There is also unnecessary inconsistency in the naming of hpc-gnu module between two versions:

$ ll gnu-9.2_openmpi-3.1.4/modulefiles/core/hpc-gnu/
total 4
-rw-r--r-- 1 role.epic nems 749 Oct 28 22:07 9.2.0.lua
$ ll gnu-10.2_openmpi/modulefiles/core/hpc-gnu/
total 4
-rw-r--r-- 1 role.epic nems 717 Oct 24 12:59 10.2.lua

Why '10.2' and not '10.2.0'? Also the 9.2 stack directory name has openmpi version, while directory for 10.2 stack does not.

@ulmononian
Copy link
Collaborator

I tried running the regression test using gnu-9.2_openmpi-3.1.4 stack but it failed because the debug version of esmf library is missing:

$ module load ufs_hera.gnu_debug
Lmod has detected the following error:  The following module(s) are
unknown: "esmf/8.3.0b09-debug"

Please check the spelling or version number. Also try "module spider ..."
It is also possible your cache file is out-of-date; it may help to try:
  $ module --ignore_cache load "esmf/8.3.0b09-debug"

$ ls -l /scratch1/NCEPDEV/nems/role.epic/hpc-stack/libs/gnu-9.2_openmpi-3.1.4/modulefiles/mpi/gnu/9.2.0/openmpi/3.1.4/esmf/
total 4
-rw-r--r-- 1 role.epic nems 1365 Oct 28 23:20 8.3.0b09.lua
lrwxrwxrwx 1 role.epic nems   12 Oct 28 23:20 default -> 8.3.0b09.lua

my apologies, @DusanJovic-NOAA i will install esmf/8.3.0b09-debug in /scratch1/NCEPDEV/nems/role.epic/hpc-stack/libs/gnu-9.2_openmpi-3.1.4 now and update you when it is finished. we will also address the inconsistency in naming convention and look into the gnu-10.2 modulefile. thank you for testing w/ these stacks.

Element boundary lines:
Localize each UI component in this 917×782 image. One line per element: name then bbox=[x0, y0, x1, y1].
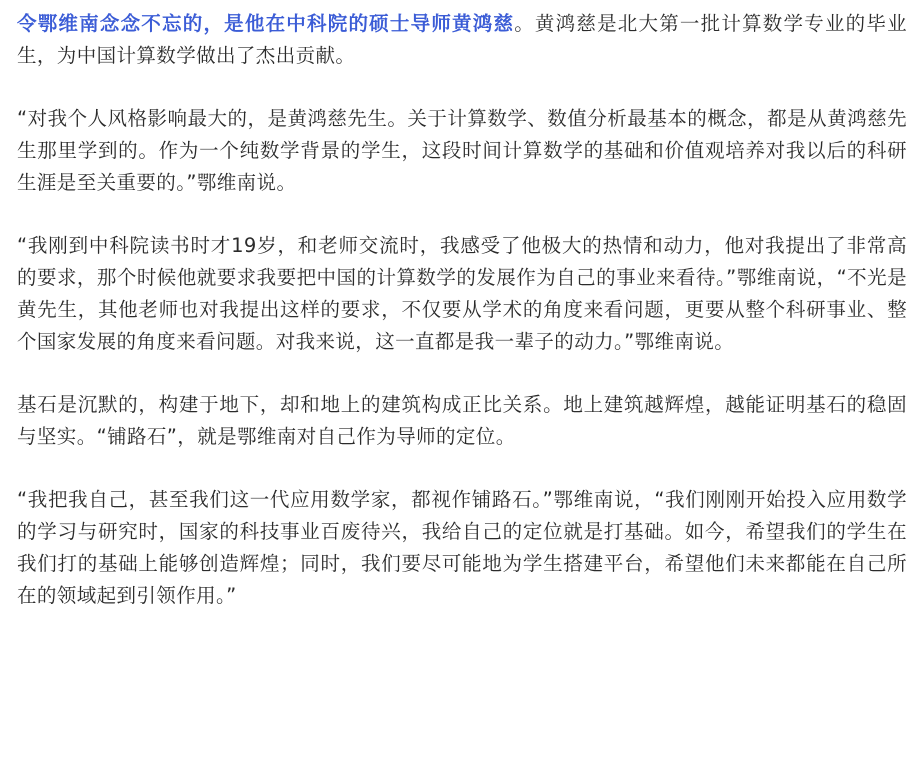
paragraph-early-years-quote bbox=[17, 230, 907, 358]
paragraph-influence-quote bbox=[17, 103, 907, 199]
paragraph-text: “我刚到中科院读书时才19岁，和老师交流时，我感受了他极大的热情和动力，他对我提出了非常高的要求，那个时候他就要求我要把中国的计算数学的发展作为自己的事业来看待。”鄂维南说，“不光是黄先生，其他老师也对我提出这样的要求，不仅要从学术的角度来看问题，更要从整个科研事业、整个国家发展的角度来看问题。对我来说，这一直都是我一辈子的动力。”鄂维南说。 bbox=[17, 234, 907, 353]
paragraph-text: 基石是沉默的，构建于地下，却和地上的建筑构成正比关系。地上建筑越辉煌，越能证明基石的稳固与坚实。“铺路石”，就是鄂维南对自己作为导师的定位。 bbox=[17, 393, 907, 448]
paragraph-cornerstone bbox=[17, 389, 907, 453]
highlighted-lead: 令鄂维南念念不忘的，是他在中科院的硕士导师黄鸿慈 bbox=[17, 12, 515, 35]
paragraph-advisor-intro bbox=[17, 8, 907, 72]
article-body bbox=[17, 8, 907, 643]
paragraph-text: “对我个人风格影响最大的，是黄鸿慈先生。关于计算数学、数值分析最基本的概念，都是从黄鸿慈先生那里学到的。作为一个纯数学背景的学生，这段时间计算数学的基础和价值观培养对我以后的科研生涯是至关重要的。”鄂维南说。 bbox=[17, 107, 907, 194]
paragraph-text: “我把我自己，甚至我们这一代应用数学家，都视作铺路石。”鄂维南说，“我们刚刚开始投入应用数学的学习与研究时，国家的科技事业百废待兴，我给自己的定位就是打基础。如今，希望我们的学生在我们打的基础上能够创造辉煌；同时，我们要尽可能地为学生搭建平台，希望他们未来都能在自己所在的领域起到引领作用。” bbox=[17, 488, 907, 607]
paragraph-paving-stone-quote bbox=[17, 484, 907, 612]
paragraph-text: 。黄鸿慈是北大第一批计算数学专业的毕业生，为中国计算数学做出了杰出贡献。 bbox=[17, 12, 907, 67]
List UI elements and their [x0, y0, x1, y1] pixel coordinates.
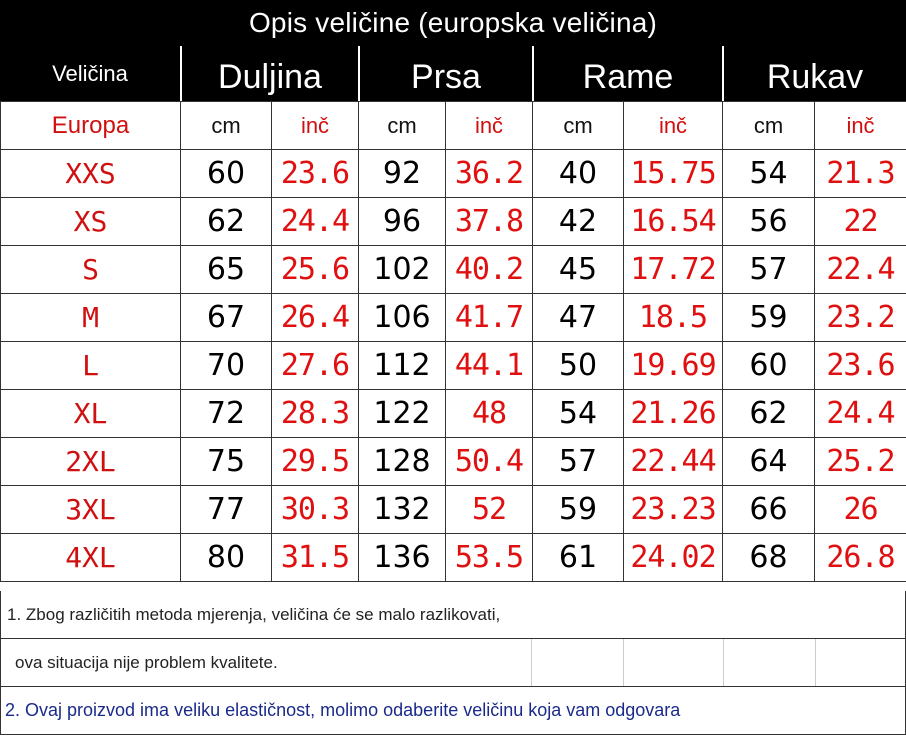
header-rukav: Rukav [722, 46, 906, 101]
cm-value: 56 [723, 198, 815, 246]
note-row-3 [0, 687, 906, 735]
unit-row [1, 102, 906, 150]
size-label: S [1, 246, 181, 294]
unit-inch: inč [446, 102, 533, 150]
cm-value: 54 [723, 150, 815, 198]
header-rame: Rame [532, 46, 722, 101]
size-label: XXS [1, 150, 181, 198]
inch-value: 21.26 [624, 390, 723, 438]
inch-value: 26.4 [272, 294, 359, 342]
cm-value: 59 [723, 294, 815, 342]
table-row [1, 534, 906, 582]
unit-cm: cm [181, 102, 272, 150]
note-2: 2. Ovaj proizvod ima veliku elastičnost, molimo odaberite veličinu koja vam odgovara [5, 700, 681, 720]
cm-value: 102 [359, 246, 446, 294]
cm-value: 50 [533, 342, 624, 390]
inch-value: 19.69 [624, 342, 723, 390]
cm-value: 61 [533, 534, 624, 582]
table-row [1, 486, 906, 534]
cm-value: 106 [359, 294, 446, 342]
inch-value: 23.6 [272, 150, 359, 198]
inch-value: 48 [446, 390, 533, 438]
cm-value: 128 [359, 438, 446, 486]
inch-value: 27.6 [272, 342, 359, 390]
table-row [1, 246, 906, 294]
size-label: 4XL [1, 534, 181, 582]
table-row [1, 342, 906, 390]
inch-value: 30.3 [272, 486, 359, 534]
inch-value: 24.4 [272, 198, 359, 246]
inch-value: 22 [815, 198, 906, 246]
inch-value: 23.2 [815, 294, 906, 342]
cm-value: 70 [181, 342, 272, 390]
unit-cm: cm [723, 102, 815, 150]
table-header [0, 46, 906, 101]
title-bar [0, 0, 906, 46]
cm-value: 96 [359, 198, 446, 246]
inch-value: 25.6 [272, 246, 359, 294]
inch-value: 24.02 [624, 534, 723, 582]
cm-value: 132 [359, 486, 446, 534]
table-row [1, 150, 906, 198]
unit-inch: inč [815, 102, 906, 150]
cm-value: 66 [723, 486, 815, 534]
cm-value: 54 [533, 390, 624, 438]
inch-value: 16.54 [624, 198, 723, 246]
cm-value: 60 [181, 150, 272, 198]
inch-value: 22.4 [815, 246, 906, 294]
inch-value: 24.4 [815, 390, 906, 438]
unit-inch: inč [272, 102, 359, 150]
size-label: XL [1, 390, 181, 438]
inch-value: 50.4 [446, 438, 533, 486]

THE TASKS:
1. In the hpc-stack thread, why did the regression test with the gnu-9.2_openmpi-3.1.4 stack fail?
2. Reproduce the hpc-stack thread word for word from "It is also possible" to "w/ these stacks.".

WRITTEN RESPONSES:
1. It failed because the debug version of the esmf library was missing. Loading ufs_hera.gnu_debug produced an Lmod error saying the module "esmf/8.3.0b09-debug" is unknown, and the esmf modulefile directory holds only 8.3.0b09.lua and a default link to it.

2.
It is also possible your cache file is out-of-date; it may help to try:
  $ module --ignore_cache load "esmf/8.3.0b09-debug"

$ ls -l /scratch1/NCEPDEV/nems/role.epic/hpc-stack/libs/gnu-9.2_openmpi-3.1.4/modulefiles/mpi/gnu/9.2.0/openmpi/3.1.4/esmf/
total 4
-rw-r--r-- 1 role.epic nems 1365 Oct 28 23:20 8.3.0b09.lua
lrwxrwxrwx 1 role.epic nems   12 Oct 28 23:20 default -> 8.3.0b09.lua

my apologies, @DusanJovic-NOAA i will install esmf/8.3.0b09-debug in /scratch1/NCEPDEV/nems/role.epic/hpc-stack/libs/gnu-9.2_openmpi-3.1.4 now and update you when it is finished. we will also address the inconsistency in naming convention and look into the gnu-10.2 modulefile. thank you for testing w/ these stacks.